◆ Data lines:
--- Start ---
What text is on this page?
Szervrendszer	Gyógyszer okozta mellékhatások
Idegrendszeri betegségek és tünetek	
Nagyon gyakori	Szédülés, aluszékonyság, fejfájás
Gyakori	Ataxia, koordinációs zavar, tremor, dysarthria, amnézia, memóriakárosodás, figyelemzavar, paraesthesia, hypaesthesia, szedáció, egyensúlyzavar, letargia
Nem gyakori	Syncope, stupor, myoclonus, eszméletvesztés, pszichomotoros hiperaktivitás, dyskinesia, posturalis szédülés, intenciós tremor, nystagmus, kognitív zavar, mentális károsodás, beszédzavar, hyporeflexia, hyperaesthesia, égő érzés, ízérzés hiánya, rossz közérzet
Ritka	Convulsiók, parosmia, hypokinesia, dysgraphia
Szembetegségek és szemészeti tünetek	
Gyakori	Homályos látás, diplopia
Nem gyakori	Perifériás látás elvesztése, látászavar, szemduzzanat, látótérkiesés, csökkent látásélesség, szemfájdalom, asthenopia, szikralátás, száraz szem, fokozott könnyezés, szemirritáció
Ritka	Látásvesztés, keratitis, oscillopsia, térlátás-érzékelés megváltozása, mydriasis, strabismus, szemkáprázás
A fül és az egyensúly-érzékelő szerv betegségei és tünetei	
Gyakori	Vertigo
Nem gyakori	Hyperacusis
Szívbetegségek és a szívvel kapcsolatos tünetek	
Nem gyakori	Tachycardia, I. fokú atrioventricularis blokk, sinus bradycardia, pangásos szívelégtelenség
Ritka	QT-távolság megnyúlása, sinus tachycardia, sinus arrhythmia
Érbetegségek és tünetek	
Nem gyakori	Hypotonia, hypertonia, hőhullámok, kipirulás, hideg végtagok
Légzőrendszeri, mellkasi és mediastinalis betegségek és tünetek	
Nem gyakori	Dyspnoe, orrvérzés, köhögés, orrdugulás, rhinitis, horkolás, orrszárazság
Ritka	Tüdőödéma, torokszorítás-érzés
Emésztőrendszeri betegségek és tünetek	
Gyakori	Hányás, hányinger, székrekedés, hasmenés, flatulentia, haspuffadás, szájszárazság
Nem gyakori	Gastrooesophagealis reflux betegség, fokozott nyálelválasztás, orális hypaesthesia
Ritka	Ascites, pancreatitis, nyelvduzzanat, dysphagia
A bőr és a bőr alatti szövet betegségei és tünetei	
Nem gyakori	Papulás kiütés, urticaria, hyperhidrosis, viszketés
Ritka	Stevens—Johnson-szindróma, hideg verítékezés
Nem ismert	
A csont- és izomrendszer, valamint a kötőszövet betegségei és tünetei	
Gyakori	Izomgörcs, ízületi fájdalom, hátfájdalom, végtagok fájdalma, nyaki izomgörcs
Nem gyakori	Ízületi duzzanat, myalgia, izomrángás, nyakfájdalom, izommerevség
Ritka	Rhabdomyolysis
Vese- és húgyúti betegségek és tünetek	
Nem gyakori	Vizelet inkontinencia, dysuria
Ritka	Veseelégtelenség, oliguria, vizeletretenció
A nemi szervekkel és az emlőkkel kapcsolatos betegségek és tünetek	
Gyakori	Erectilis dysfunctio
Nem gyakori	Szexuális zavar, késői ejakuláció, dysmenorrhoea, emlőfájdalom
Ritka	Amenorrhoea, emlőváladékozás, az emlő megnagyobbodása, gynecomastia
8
--- End ---
◆ Problem:
Retype the data in full and match it exactly.

◆ Answer to this problem:
What text is on this page?
Szervrendszer	Gyógyszer okozta mellékhatások
Idegrendszeri betegségek és tünetek	
Nagyon gyakori	Szédülés, aluszékonyság, fejfájás
Gyakori	Ataxia, koordinációs zavar, tremor, dysarthria, amnézia, memóriakárosodás, figyelemzavar, paraesthesia, hypaesthesia, szedáció, egyensúlyzavar, letargia
Nem gyakori	Syncope, stupor, myoclonus, eszméletvesztés, pszichomotoros hiperaktivitás, dyskinesia, posturalis szédülés, intenciós tremor, nystagmus, kognitív zavar, mentális károsodás, beszédzavar, hyporeflexia, hyperaesthesia, égő érzés, ízérzés hiánya, rossz közérzet
Ritka	Convulsiók, parosmia, hypokinesia, dysgraphia
Szembetegségek és szemészeti tünetek	
Gyakori	Homályos látás, diplopia
Nem gyakori	Perifériás látás elvesztése, látászavar, szemduzzanat, látótérkiesés, csökkent látásélesség, szemfájdalom, asthenopia, szikralátás, száraz szem, fokozott könnyezés, szemirritáció
Ritka	Látásvesztés, keratitis, oscillopsia, térlátás-érzékelés megváltozása, mydriasis, strabismus, szemkáprázás
A fül és az egyensúly-érzékelő szerv betegségei és tünetei	
Gyakori	Vertigo
Nem gyakori	Hyperacusis
Szívbetegségek és a szívvel kapcsolatos tünetek	
Nem gyakori	Tachycardia, I. fokú atrioventricularis blokk, sinus bradycardia, pangásos szívelégtelenség
Ritka	QT-távolság megnyúlása, sinus tachycardia, sinus arrhythmia
Érbetegségek és tünetek	
Nem gyakori	Hypotonia, hypertonia, hőhullámok, kipirulás, hideg végtagok
Légzőrendszeri, mellkasi és mediastinalis betegségek és tünetek	
Nem gyakori	Dyspnoe, orrvérzés, köhögés, orrdugulás, rhinitis, horkolás, orrszárazság
Ritka	Tüdőödéma, torokszorítás-érzés
Emésztőrendszeri betegségek és tünetek	
Gyakori	Hányás, hányinger, székrekedés, hasmenés, flatulentia, haspuffadás, szájszárazság
Nem gyakori	Gastrooesophagealis reflux betegség, fokozott nyálelválasztás, orális hypaesthesia
Ritka	Ascites, pancreatitis, nyelvduzzanat, dysphagia
A bőr és a bőr alatti szövet betegségei és tünetei	
Nem gyakori	Papulás kiütés, urticaria, hyperhidrosis, viszketés
Ritka	Stevens—Johnson-szindróma, hideg verítékezés
Nem ismert	
A csont- és izomrendszer, valamint a kötőszövet betegségei és tünetei	
Gyakori	Izomgörcs, ízületi fájdalom, hátfájdalom, végtagok fájdalma, nyaki izomgörcs
Nem gyakori	Ízületi duzzanat, myalgia, izomrángás, nyakfájdalom, izommerevség
Ritka	Rhabdomyolysis
Vese- és húgyúti betegségek és tünetek	
Nem gyakori	Vizelet inkontinencia, dysuria
Ritka	Veseelégtelenség, oliguria, vizeletretenció
A nemi szervekkel és az emlőkkel kapcsolatos betegségek és tünetek	
Gyakori	Erectilis dysfunctio
Nem gyakori	Szexuális zavar, késői ejakuláció, dysmenorrhoea, emlőfájdalom
Ritka	Amenorrhoea, emlőváladékozás, az emlő megnagyobbodása, gynecomastia
8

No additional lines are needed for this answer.